- **EXERCISE MATERIALS**

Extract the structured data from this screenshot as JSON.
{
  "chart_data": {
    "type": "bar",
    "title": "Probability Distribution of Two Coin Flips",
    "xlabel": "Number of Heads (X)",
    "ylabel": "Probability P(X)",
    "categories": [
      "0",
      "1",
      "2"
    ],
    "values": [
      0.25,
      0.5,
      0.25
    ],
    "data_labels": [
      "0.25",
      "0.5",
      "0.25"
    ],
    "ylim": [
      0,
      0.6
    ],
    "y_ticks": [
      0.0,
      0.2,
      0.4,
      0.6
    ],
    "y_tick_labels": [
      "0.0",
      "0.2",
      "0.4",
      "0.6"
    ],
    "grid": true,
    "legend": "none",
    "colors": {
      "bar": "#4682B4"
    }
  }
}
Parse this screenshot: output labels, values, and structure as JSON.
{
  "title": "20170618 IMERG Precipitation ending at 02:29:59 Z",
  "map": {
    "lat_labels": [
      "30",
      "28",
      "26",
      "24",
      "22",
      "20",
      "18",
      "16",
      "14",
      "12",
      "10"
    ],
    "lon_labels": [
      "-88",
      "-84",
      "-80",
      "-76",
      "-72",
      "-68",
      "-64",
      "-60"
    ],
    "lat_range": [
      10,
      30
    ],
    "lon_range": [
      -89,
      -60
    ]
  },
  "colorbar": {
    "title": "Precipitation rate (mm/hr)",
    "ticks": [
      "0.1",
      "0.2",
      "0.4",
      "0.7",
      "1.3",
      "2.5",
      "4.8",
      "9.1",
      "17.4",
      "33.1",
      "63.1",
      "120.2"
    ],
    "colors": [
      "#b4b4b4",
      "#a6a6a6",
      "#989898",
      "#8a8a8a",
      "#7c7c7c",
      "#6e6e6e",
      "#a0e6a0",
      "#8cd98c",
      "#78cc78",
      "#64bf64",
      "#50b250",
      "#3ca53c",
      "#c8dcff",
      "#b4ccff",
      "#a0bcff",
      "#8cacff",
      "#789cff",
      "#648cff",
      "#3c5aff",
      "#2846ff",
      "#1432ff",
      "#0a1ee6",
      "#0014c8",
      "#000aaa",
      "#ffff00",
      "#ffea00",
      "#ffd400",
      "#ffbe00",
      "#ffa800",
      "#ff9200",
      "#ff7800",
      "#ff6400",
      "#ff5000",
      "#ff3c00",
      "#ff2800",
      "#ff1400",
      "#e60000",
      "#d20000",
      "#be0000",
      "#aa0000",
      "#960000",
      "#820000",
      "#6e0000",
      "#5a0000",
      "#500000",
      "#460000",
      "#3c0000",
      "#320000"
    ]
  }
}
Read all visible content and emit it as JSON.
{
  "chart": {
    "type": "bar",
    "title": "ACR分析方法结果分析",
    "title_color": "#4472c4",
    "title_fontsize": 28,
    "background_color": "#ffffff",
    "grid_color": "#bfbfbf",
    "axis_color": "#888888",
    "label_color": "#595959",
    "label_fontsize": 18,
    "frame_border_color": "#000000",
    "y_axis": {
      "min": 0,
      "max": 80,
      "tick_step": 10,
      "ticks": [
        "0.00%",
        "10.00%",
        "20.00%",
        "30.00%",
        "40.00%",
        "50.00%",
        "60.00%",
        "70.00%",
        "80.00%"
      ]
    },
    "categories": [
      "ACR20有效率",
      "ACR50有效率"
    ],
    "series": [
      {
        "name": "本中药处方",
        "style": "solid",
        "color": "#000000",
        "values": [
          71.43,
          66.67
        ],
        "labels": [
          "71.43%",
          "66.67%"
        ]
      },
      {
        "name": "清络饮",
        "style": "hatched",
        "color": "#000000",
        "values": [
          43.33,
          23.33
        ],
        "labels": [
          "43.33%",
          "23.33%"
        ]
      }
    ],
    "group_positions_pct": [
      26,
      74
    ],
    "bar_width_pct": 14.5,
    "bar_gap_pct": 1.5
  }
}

- **GIVEN EXERCISE**
From the records given above, copy all lines containing "screenshot".

- **RESULT**
Extract the structured data from this screenshot as JSON.
Parse this screenshot: output labels, values, and structure as JSON.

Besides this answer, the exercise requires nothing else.